Goal:
From the entries that follow, pick out all lines holding "image".

Provided data:
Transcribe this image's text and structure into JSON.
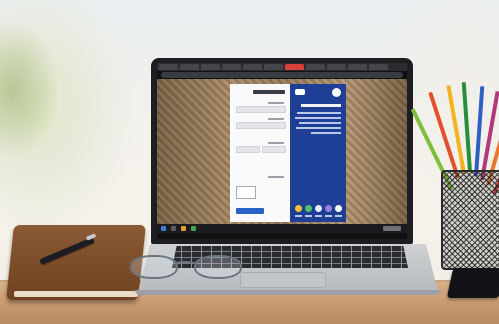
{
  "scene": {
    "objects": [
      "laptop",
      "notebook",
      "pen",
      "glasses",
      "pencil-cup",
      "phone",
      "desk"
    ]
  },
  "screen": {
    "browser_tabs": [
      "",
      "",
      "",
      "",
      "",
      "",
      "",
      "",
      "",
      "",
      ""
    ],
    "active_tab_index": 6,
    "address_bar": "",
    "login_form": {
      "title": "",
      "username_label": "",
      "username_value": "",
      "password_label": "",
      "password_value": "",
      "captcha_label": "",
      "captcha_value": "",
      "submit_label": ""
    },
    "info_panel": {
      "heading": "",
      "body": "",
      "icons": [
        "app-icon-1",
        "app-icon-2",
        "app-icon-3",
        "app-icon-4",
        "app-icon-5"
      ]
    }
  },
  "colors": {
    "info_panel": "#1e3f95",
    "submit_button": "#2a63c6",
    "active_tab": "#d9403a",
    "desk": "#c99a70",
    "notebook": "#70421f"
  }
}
--
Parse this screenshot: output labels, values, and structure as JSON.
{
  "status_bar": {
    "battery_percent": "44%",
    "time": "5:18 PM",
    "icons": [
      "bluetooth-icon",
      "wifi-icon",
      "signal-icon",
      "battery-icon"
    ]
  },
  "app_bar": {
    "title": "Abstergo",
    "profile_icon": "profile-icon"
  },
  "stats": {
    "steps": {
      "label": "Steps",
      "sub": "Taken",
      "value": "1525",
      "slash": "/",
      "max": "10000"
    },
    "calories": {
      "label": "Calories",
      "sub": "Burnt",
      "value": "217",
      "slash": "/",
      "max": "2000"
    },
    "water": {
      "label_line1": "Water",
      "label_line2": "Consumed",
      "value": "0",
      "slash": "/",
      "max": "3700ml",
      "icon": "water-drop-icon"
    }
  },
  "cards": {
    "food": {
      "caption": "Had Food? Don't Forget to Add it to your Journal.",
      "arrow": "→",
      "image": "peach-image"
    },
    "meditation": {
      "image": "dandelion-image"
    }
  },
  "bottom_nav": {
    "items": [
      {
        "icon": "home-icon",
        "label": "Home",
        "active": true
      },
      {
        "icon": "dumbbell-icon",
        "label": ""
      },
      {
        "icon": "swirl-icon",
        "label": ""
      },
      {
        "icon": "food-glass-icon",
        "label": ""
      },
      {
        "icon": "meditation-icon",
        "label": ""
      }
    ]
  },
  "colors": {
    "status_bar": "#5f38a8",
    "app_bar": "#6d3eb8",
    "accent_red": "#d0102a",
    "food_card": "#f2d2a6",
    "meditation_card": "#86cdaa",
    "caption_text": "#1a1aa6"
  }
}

Written answer:
Transcribe this image's text and structure into JSON.
      "image": "peach-image"
      "image": "dandelion-image"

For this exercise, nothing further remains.